* start SOURCE RECORDS *

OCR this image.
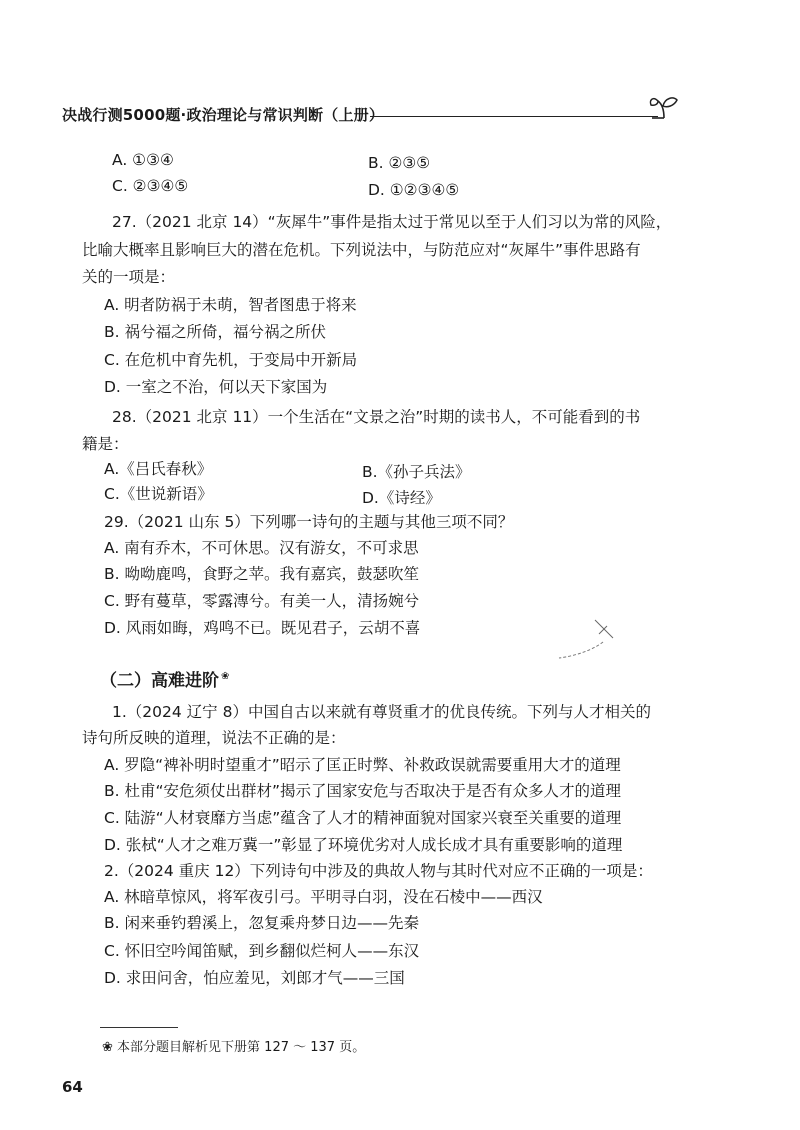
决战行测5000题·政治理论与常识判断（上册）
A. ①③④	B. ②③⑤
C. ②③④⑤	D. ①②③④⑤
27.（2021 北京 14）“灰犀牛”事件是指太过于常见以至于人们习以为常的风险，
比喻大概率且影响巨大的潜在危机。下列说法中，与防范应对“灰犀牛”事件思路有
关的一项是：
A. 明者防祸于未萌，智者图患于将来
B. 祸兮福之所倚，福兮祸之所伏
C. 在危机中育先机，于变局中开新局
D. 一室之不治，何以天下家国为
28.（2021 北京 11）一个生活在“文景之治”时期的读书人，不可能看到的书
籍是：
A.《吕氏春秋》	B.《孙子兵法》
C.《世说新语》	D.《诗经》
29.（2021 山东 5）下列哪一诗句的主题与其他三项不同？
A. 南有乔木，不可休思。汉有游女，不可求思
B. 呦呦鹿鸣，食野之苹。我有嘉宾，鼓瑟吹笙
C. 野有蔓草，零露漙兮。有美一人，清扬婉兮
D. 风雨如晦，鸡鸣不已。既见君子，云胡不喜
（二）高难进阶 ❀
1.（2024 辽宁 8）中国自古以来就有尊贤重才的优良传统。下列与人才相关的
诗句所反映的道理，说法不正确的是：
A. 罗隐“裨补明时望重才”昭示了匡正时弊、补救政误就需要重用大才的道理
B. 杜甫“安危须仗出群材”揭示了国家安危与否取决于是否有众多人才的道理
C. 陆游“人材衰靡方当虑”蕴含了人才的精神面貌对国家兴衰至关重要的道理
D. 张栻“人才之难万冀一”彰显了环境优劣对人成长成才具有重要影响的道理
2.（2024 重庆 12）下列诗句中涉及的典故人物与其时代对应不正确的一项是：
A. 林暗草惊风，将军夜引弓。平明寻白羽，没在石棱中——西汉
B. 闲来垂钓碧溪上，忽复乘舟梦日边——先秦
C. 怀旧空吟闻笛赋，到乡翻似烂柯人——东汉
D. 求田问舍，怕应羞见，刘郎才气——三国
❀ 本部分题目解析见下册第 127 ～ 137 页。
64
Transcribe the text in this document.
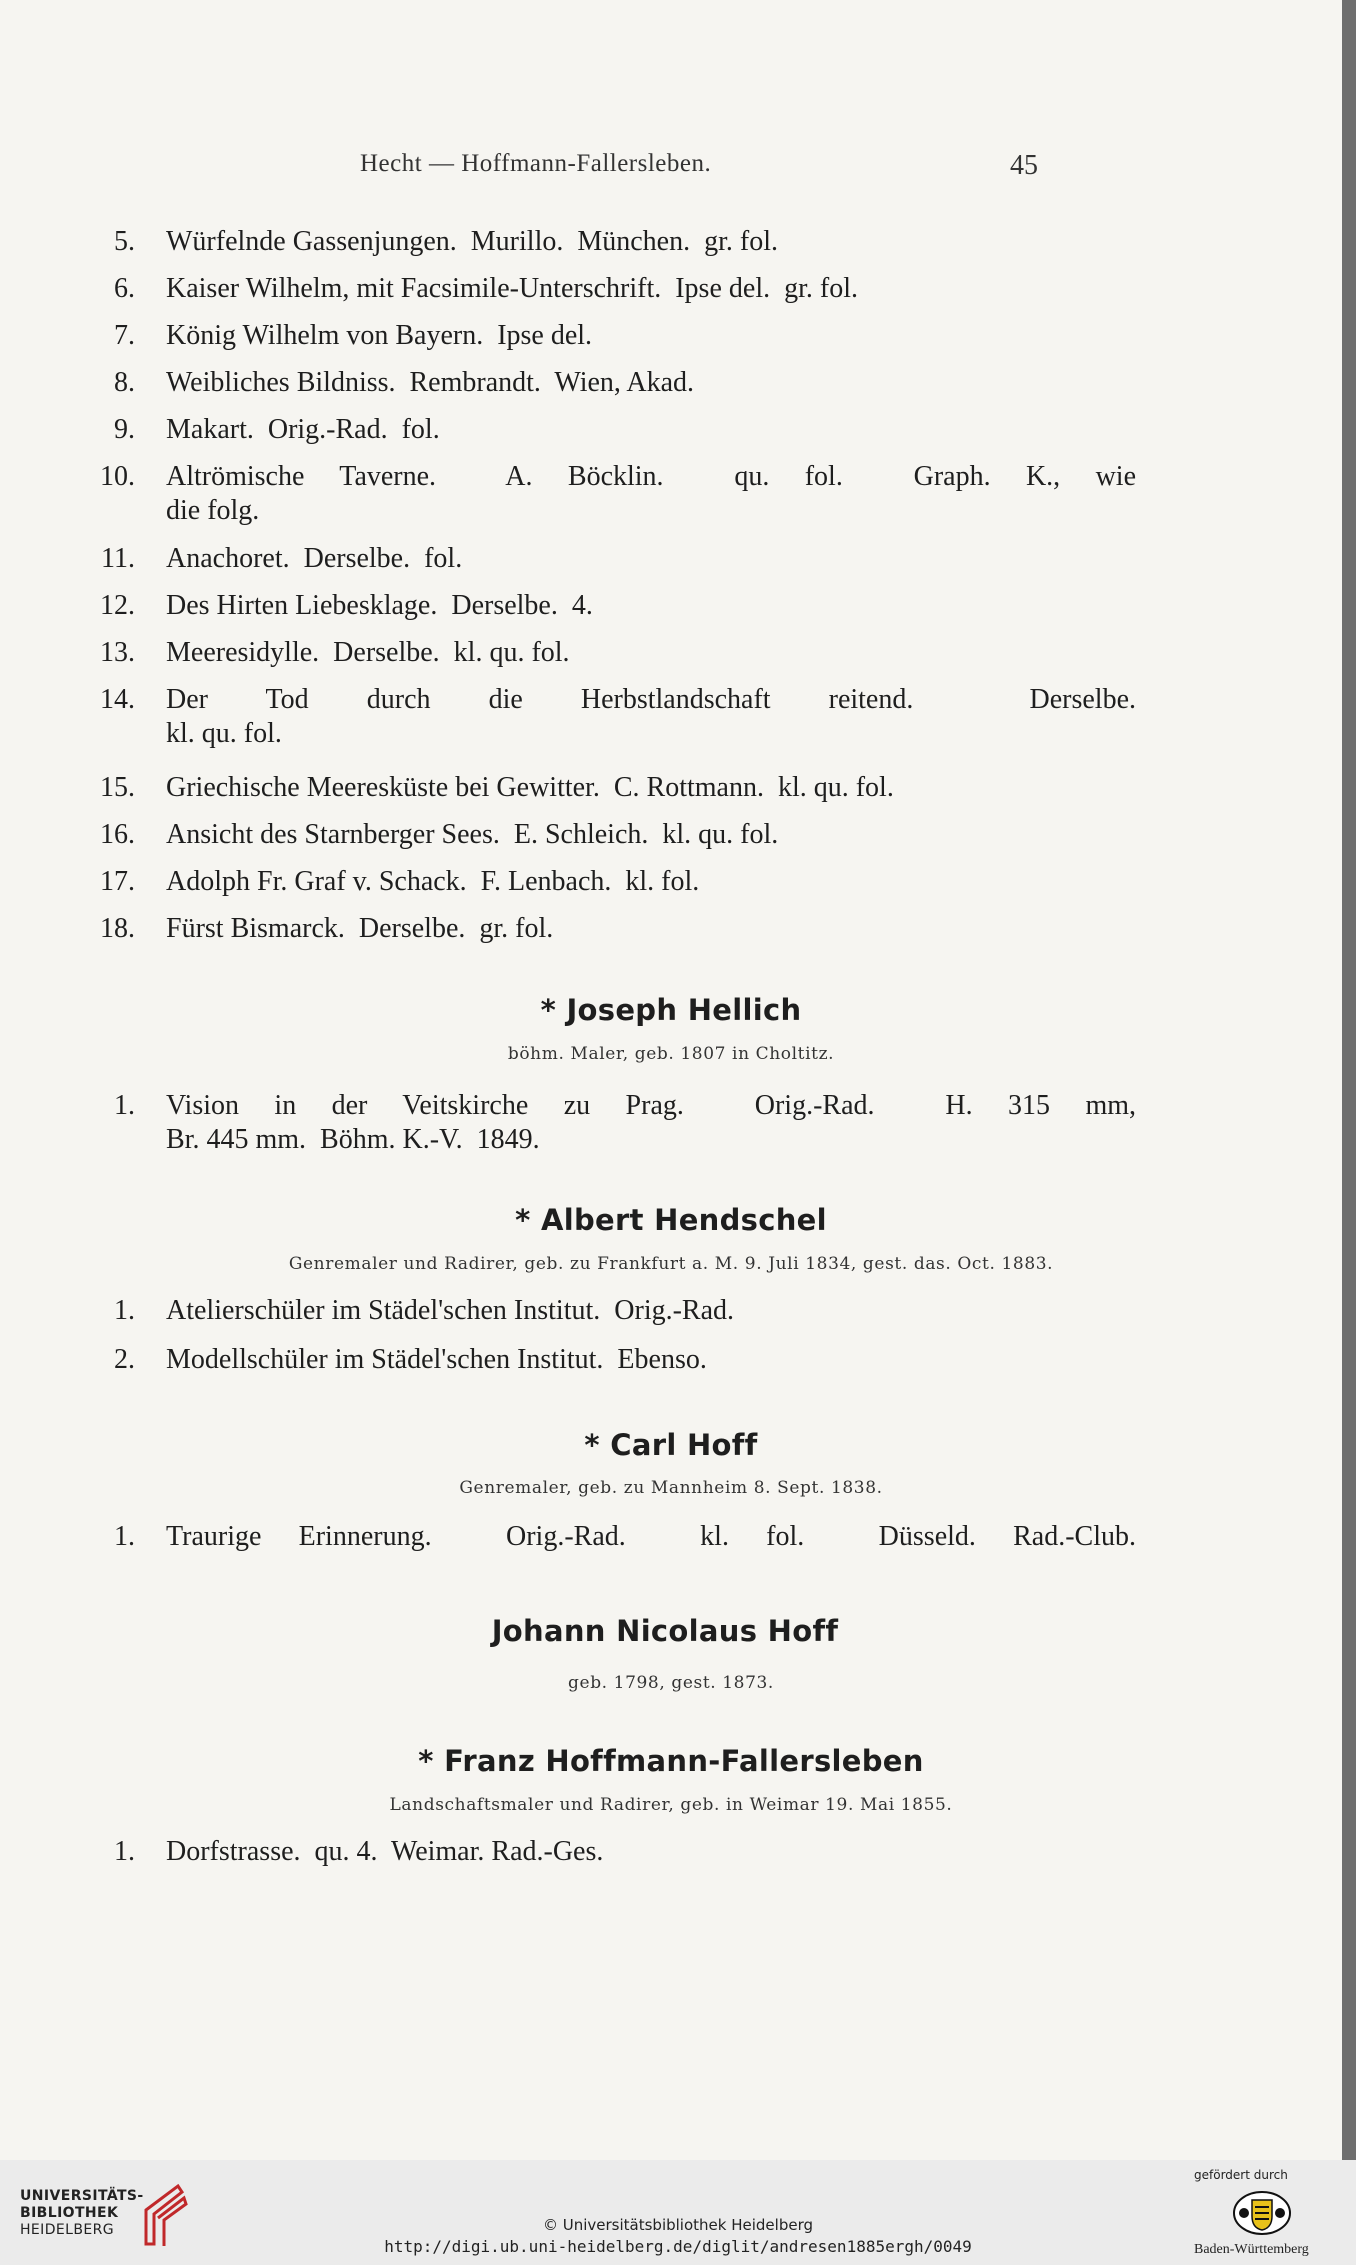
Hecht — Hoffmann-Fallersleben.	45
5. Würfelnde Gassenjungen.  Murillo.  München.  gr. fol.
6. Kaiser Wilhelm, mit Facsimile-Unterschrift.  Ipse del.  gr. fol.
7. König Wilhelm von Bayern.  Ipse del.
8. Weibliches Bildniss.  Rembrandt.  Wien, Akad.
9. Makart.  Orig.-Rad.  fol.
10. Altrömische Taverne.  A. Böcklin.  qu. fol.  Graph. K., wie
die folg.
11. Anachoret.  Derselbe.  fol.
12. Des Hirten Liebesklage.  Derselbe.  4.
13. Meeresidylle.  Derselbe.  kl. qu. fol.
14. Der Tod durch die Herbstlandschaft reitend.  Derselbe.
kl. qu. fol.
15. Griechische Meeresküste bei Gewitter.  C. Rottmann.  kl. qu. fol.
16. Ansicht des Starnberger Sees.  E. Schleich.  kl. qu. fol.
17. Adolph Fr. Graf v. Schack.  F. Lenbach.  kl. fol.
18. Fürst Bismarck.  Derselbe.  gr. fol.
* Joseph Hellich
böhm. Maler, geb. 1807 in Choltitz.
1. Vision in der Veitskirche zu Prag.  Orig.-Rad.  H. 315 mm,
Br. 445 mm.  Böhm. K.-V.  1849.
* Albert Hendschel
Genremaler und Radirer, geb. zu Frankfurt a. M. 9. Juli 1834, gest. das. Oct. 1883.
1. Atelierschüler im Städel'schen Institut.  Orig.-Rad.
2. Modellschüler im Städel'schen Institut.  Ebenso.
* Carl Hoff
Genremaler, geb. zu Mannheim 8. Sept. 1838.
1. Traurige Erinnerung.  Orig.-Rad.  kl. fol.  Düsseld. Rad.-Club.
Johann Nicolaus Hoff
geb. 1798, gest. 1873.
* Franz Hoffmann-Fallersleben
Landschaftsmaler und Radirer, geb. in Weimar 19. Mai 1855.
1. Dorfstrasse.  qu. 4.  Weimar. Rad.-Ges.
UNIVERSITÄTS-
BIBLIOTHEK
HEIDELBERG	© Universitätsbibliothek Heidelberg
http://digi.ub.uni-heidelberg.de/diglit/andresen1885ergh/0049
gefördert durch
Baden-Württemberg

* end SOURCE RECORDS *

Identify the lines above that contain the word "Institut", then copy them.

1. Atelierschüler im Städel'schen Institut.  Orig.-Rad.
2. Modellschüler im Städel'schen Institut.  Ebenso.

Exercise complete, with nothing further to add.